## Task goal
Make an exact copy of all the records.
┏━━
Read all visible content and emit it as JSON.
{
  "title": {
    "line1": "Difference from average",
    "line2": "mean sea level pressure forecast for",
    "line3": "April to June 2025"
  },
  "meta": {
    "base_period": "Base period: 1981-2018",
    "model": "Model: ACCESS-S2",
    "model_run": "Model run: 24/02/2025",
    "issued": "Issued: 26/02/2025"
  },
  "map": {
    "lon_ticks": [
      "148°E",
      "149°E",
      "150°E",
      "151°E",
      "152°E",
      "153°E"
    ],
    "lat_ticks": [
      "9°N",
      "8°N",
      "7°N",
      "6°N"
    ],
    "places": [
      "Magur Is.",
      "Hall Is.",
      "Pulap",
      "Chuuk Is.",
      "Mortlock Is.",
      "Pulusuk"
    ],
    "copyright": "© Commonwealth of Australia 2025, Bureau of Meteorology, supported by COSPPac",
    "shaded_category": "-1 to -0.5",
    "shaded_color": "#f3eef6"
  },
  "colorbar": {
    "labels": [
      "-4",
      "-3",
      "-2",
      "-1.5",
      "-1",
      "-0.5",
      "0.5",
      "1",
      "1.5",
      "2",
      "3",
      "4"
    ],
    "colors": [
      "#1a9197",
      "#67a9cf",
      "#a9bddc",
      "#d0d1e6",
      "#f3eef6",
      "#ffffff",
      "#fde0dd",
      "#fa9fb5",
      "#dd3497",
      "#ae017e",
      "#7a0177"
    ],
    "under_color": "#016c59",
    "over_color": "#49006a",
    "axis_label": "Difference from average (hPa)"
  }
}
┗━━
## Correct output
Read all visible content and emit it as JSON.
{
  "title": {
    "line1": "Difference from average",
    "line2": "mean sea level pressure forecast for",
    "line3": "April to June 2025"
  },
  "meta": {
    "base_period": "Base period: 1981-2018",
    "model": "Model: ACCESS-S2",
    "model_run": "Model run: 24/02/2025",
    "issued": "Issued: 26/02/2025"
  },
  "map": {
    "lon_ticks": [
      "148°E",
      "149°E",
      "150°E",
      "151°E",
      "152°E",
      "153°E"
    ],
    "lat_ticks": [
      "9°N",
      "8°N",
      "7°N",
      "6°N"
    ],
    "places": [
      "Magur Is.",
      "Hall Is.",
      "Pulap",
      "Chuuk Is.",
      "Mortlock Is.",
      "Pulusuk"
    ],
    "copyright": "© Commonwealth of Australia 2025, Bureau of Meteorology, supported by COSPPac",
    "shaded_category": "-1 to -0.5",
    "shaded_color": "#f3eef6"
  },
  "colorbar": {
    "labels": [
      "-4",
      "-3",
      "-2",
      "-1.5",
      "-1",
      "-0.5",
      "0.5",
      "1",
      "1.5",
      "2",
      "3",
      "4"
    ],
    "colors": [
      "#1a9197",
      "#67a9cf",
      "#a9bddc",
      "#d0d1e6",
      "#f3eef6",
      "#ffffff",
      "#fde0dd",
      "#fa9fb5",
      "#dd3497",
      "#ae017e",
      "#7a0177"
    ],
    "under_color": "#016c59",
    "over_color": "#49006a",
    "axis_label": "Difference from average (hPa)"
  }
}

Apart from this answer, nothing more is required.